* [Selected extract]:
Telling someone might be harder if you are not out yet. If you have not yet come out to friends or family about your gender identity or sexual orientation, you may feel less able to disclose sexual assault to them.

You may not find support in some faith communities. Many survivors find strength and healing in their faith, but you may encounter difficulty finding the support you deserve if your faith community does not affirm your sexual orientation or gender identity. See the UWO Support page for LGBTQ+ resources and services including the UWO LGBTQ+ Resource Center.

Sexual Assault Fact Sheets

Dating Violence CenterCampus Dating Violence Fact Sheet (PDF)

Office for Victims of CrimeSexual Violence (PDF)

National Sexual Violence Resource CenterRape Prevention & Education Program (PDF)

National Coalition of Anti-Violence ProgramsLGBTQ+ Advocacy Toolkit (PDF)

No MoreDomestic Violence & Sexual Assault (PDF)

Protect Our DefendersU.S. Military Sexual Violence (PDF)

Bystander Intervention

Bystander Intervention at UWO

Stronger & Safer Together is UWO’s bystander intervention training. Helping intervene in potentially harmful events and circumstances is a vital part of creating a safe campus community. You can learn and practice these steps when someone appears to be vulnerable to sexual violence.

If you see something, say something!

Recognize when something is happening.Is someone vulnerable or in danger? When in doubt, trust your gut and step up to help at the at the earliest possible point.

Decide how you are going to help and then act.Try not to put yourself at risk or make the situation worse. There are many ways to help in different situations:

Direct intervention: Directly addressing the situation in the moment to prevent harm.  Examples of helping directly include talking to the person or removing them from the situation.


Delegation: Ask other people to help you. This may be a friend or someone who is in a role of authority, such as a police officer or campus staff.


Distraction: Interrupting the situation without directly confronting someone by causing a distraction. Examples can include spilling your drink, asking a question, or causing a scene.

Do not remain silent and look the other way. Become an active bystander and confront friends who are becoming disrespectful or abusive and intervene if a friend or any student looks vulnerable or needs help.

* [Task requirements]:
**A.** Echo the sexual assault resource page word for word, everything from "Decide how you" down to "causing a scene.".
**B.** Proceed with the sexual assault resource page, writing on from its final sentence.

[Extracted data entries]

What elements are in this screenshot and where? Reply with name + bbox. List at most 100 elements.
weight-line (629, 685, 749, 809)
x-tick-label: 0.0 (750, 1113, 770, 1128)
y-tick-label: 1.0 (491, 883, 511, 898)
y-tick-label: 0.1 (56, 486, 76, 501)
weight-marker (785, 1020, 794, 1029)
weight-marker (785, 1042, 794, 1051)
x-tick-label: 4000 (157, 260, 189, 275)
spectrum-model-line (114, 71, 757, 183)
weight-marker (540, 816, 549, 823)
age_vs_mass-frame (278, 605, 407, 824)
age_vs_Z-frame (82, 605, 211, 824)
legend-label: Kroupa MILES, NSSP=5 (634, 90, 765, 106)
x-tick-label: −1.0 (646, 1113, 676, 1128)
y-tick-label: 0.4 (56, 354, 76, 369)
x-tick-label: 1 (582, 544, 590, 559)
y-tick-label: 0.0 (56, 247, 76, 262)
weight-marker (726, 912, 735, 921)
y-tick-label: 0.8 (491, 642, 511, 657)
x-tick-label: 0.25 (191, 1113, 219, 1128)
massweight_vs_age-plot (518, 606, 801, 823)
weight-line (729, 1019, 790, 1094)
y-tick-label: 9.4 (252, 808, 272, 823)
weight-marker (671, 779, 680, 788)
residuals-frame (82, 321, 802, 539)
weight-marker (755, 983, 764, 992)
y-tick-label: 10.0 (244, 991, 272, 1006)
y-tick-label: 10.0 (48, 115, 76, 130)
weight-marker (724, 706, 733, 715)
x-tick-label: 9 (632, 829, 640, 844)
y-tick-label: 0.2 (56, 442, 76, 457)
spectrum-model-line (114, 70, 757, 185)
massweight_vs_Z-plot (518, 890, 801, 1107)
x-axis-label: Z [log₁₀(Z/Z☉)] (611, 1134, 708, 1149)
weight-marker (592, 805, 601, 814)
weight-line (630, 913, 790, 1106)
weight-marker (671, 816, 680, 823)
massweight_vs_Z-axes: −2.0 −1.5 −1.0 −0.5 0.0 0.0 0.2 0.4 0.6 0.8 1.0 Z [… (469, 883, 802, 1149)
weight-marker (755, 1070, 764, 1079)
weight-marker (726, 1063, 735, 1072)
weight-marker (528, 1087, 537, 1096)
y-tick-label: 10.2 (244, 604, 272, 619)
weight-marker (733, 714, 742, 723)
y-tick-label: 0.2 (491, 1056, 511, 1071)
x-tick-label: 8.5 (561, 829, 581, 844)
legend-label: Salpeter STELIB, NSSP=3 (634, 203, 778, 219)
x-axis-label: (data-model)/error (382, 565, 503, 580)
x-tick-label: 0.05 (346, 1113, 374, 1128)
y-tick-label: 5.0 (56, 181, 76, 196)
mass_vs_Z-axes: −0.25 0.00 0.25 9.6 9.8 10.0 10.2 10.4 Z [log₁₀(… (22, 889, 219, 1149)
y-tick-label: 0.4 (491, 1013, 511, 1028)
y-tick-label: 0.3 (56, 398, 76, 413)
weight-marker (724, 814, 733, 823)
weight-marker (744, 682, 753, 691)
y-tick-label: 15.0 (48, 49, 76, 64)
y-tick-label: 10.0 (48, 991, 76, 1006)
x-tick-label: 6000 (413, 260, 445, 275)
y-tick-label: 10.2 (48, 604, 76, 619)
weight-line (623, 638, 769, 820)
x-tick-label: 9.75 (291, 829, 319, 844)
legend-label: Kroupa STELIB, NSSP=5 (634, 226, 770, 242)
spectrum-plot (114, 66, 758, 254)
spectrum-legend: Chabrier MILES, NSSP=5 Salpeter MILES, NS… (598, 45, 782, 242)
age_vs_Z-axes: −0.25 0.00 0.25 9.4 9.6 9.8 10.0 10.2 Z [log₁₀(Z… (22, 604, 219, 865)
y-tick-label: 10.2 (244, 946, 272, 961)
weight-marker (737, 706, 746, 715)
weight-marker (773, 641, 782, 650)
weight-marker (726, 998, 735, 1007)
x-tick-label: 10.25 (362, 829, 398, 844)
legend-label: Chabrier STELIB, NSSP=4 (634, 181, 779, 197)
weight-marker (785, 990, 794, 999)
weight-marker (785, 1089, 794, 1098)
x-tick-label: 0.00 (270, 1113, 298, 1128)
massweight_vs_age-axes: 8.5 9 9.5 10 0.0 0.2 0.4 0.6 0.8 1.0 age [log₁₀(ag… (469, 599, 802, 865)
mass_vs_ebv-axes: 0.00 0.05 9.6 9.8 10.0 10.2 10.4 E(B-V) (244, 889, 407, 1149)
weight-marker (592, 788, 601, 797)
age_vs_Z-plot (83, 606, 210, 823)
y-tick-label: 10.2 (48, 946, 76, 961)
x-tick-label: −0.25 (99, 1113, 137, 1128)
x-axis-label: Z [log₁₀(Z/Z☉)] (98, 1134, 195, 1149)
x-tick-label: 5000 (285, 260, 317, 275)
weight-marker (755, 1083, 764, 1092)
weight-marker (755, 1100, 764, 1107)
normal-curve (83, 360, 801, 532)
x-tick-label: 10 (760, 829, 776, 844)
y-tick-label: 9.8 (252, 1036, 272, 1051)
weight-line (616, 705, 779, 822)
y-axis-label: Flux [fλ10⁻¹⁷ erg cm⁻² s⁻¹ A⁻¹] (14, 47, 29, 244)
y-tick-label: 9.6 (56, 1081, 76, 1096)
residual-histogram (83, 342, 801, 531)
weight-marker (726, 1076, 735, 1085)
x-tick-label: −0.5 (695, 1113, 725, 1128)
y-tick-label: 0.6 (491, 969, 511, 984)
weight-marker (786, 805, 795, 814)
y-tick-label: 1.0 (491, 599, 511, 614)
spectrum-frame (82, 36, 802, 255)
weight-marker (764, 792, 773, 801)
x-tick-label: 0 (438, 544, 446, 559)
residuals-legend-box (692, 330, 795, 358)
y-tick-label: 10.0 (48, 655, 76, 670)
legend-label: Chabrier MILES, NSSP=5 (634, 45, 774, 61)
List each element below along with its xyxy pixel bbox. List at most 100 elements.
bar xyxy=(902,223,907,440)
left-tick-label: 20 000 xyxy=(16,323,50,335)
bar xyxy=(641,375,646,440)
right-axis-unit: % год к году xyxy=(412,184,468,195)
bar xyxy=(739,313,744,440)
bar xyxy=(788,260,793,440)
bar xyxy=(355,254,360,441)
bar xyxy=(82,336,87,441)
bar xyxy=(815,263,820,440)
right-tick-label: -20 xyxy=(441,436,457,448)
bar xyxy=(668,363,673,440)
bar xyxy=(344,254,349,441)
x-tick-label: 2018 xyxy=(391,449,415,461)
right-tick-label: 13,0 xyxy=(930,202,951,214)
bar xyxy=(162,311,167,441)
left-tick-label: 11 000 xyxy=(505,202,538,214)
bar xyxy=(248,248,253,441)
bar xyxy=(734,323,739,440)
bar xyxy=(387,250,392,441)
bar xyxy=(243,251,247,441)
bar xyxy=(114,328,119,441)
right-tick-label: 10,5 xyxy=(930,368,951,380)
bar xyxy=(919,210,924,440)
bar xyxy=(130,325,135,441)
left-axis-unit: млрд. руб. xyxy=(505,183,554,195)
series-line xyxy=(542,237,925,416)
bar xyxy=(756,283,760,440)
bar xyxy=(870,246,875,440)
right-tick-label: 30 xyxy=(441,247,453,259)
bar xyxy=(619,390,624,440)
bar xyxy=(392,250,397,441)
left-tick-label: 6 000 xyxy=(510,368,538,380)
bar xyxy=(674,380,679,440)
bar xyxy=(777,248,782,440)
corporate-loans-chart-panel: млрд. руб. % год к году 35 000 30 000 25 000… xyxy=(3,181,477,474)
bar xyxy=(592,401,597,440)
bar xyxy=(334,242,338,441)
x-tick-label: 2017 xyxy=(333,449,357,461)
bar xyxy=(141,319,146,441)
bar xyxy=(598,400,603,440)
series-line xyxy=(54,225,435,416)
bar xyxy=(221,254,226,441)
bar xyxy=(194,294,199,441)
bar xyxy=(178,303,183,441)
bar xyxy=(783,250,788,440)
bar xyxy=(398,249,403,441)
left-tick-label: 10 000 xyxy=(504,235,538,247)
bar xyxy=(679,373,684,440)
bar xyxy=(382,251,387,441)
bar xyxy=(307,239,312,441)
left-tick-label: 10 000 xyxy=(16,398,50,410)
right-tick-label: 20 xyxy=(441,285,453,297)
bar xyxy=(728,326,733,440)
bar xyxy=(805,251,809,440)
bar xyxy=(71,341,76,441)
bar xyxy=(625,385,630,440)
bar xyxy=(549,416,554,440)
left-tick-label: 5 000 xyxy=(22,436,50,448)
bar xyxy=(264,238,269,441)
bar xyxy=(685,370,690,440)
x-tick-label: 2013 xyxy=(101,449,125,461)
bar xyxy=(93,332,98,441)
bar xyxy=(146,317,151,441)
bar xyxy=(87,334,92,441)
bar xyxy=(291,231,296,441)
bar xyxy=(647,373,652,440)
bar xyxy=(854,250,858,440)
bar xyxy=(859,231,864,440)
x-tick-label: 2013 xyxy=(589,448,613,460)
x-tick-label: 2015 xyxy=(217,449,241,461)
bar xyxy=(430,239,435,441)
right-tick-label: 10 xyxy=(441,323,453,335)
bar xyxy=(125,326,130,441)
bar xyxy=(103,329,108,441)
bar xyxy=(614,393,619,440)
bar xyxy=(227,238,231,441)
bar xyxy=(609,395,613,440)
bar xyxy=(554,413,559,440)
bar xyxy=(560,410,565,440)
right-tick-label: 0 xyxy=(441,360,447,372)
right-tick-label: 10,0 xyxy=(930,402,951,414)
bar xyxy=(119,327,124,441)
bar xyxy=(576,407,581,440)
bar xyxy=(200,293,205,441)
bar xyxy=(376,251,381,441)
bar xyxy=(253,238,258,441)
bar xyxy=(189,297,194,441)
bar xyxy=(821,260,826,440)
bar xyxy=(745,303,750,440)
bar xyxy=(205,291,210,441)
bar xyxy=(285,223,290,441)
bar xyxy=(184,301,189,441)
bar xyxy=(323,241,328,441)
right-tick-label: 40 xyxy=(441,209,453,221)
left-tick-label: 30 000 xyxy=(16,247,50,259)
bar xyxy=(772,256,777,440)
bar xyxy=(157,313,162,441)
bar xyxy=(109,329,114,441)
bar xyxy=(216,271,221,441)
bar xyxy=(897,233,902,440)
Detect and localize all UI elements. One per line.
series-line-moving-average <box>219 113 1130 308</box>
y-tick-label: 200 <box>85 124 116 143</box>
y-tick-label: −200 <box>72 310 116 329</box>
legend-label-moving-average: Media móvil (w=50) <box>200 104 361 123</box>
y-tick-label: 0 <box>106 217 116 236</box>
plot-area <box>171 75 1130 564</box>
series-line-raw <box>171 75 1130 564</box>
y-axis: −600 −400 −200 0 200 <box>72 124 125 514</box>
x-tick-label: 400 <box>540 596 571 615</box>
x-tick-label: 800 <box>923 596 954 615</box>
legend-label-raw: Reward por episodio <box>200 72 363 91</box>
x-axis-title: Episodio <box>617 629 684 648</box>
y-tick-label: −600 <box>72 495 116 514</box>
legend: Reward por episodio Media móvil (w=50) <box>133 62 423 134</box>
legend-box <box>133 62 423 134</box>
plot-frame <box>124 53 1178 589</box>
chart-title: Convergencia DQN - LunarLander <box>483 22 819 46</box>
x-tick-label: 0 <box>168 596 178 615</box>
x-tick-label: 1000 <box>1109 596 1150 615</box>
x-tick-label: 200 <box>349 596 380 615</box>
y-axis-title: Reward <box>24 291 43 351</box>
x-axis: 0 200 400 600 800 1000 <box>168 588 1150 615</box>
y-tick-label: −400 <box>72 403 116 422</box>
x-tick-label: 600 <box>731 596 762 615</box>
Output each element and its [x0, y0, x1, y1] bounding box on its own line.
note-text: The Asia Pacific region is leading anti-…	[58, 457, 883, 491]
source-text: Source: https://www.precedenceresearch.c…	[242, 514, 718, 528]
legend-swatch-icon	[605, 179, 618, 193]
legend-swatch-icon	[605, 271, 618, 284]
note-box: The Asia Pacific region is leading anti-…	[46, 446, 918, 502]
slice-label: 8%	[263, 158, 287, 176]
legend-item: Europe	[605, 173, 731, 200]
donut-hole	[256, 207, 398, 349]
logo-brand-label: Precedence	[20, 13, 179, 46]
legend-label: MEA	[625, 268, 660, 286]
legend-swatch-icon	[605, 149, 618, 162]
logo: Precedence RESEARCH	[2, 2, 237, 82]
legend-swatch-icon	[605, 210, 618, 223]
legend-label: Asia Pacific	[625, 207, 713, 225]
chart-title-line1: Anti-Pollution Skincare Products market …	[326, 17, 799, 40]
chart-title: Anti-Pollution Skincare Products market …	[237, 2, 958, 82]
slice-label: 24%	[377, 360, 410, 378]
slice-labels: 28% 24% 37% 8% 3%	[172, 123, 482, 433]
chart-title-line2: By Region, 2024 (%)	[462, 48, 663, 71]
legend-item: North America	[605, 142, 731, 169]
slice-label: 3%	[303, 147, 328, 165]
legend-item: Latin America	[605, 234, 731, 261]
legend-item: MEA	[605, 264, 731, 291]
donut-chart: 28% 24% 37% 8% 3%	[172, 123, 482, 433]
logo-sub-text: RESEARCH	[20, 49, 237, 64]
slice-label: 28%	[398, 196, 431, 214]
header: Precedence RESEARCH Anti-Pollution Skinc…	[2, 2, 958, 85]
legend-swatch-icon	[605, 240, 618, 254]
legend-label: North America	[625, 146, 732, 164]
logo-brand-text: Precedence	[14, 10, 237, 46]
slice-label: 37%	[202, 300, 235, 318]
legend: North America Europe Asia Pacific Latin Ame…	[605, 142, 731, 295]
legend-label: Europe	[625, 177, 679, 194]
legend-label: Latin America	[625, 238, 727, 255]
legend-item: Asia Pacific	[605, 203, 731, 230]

* [Set of answers]:
**A.**
Decide how you are going to help and then act.Try not to put yourself at risk or make the situation worse. There are many ways to help in different situations:

Direct intervention: Directly addressing the situation in the moment to prevent harm.  Examples of helping directly include talking to the person or removing them from the situation.


Delegation: Ask other people to help you. This may be a friend or someone who is in a role of authority, such as a police officer or campus staff.


Distraction: Interrupting the situation without directly confronting someone by causing a distraction. Examples can include spilling your drink, asking a question, or causing a scene.

**B.**
Easy ways to help:

You walk into your residence hall and the exterior door is propped open – close the door.


You and a group of friends are walking home late and see someone walking home alone – remind them of Safewalk or UWO Go or walk with them.


You see a couple arguing and one of the people is becoming forceful with the other person – call the non-emergency UWO Police number to let them know what you are seeing (424-1212), or 911 if it becomes physical.


Your friend tells you that the partner they recently broke up with won’t stop calling them and has been outside all of their classes waiting for them to “talk”. Remind them of confidential Support resources on and off campus who can help them decide what to do.


You are at a party and you see a student who is trying to convince another student to go to the back bedroom with them. They have declined but the person appears to be persistent in trying to convince them to go.

Distract: You could walk up to the pair with a few of your friends and start a conversation to help separate them and assist the more vulnerable person to safety.

Delegate: You could let the vulnerable person’s friends know that they seem to need some assistance in separating themselves from the persistent person. You can always call the UWO Police non-emergency number to express your concern for a potentially harmful situation (424-1212).


You notice someone is walking around your floor in your residence hall that no one seems to know, and they give you an uneasy feeling. You could let your CA (community adviser) know and they can check out the situation. If you are off-campus and you have the same experience in your apartment complex, you could call the police.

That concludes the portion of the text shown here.